───── Listing

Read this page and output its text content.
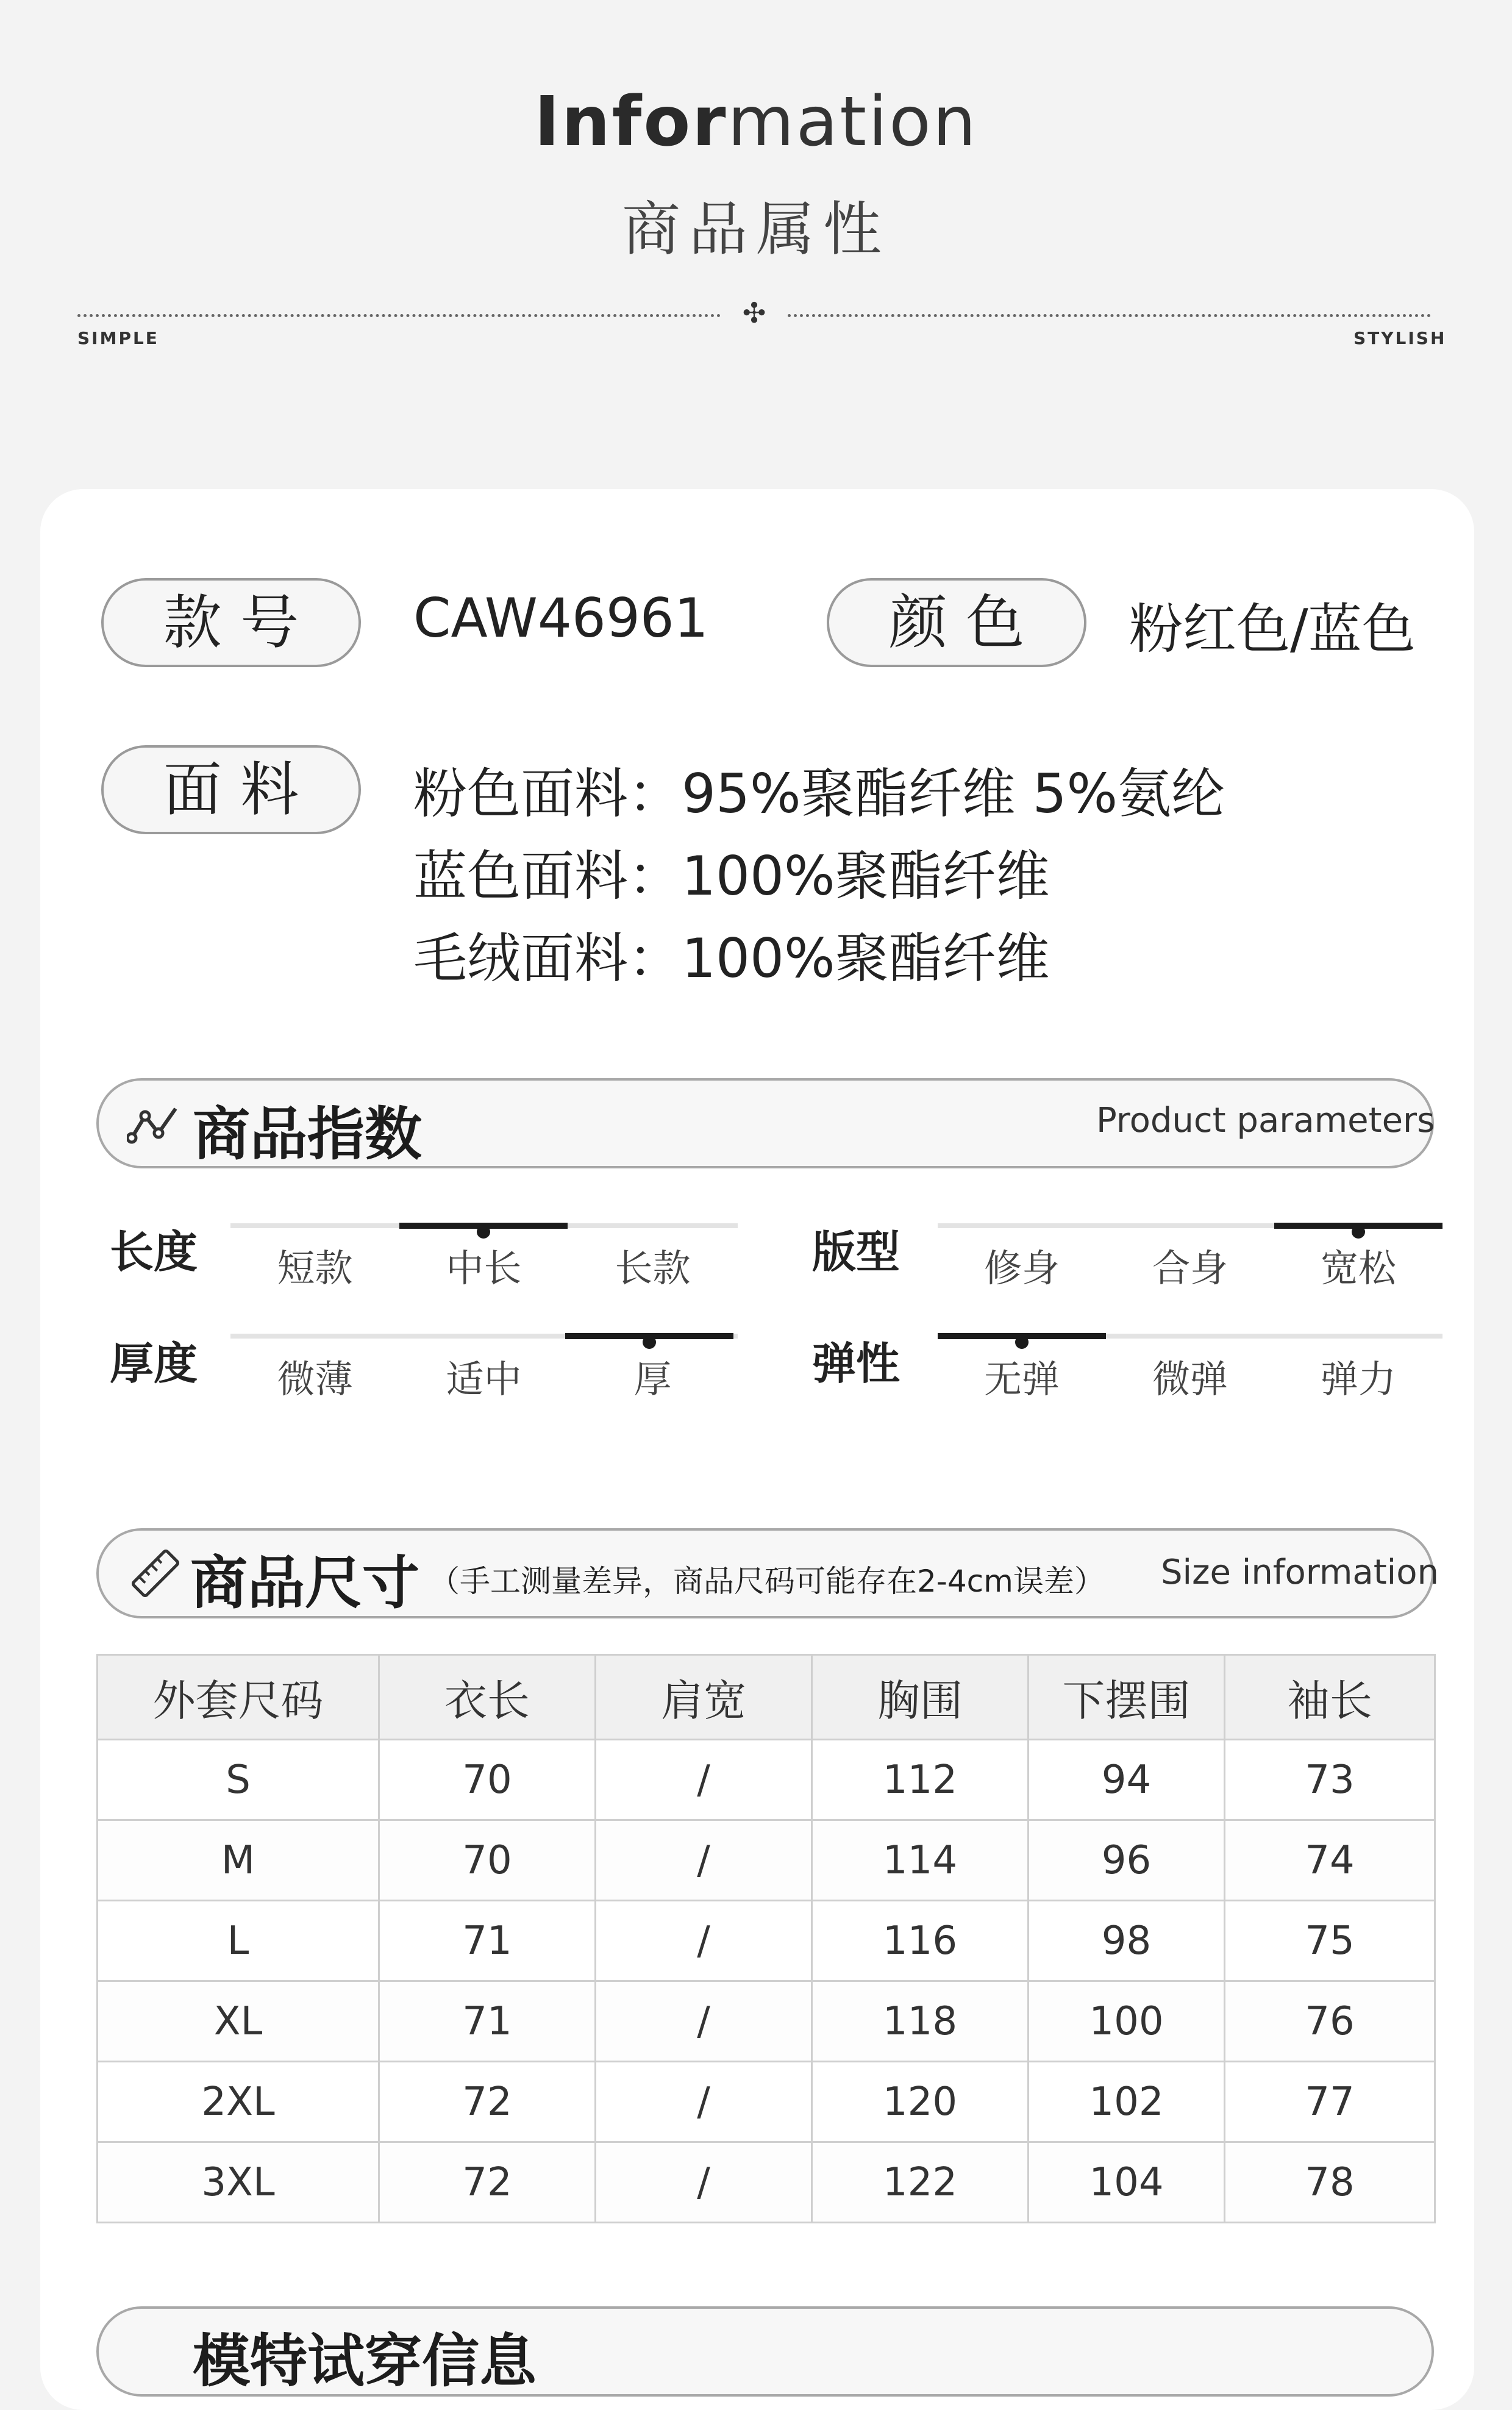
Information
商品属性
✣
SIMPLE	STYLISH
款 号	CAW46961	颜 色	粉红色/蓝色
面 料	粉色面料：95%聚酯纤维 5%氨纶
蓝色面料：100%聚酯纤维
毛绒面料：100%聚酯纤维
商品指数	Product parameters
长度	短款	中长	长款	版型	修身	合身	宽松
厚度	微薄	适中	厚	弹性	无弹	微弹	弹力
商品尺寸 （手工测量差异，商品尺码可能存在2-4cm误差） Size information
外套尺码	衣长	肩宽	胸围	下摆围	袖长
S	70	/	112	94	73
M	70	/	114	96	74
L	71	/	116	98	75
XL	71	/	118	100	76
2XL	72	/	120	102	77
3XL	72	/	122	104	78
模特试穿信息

──────────

Work to do
Write out the material above once more, exactly as it reads, with no pictures.

Output for this exercise
Read this page and output its text content.
Information
商品属性
✣
SIMPLE	STYLISH
款 号	CAW46961	颜 色	粉红色/蓝色
面 料	粉色面料：95%聚酯纤维 5%氨纶
蓝色面料：100%聚酯纤维
毛绒面料：100%聚酯纤维
商品指数	Product parameters
长度	短款	中长	长款	版型	修身	合身	宽松
厚度	微薄	适中	厚	弹性	无弹	微弹	弹力
商品尺寸 （手工测量差异，商品尺码可能存在2-4cm误差） Size information
外套尺码	衣长	肩宽	胸围	下摆围	袖长
S	70	/	112	94	73
M	70	/	114	96	74
L	71	/	116	98	75
XL	71	/	118	100	76
2XL	72	/	120	102	77
3XL	72	/	122	104	78
模特试穿信息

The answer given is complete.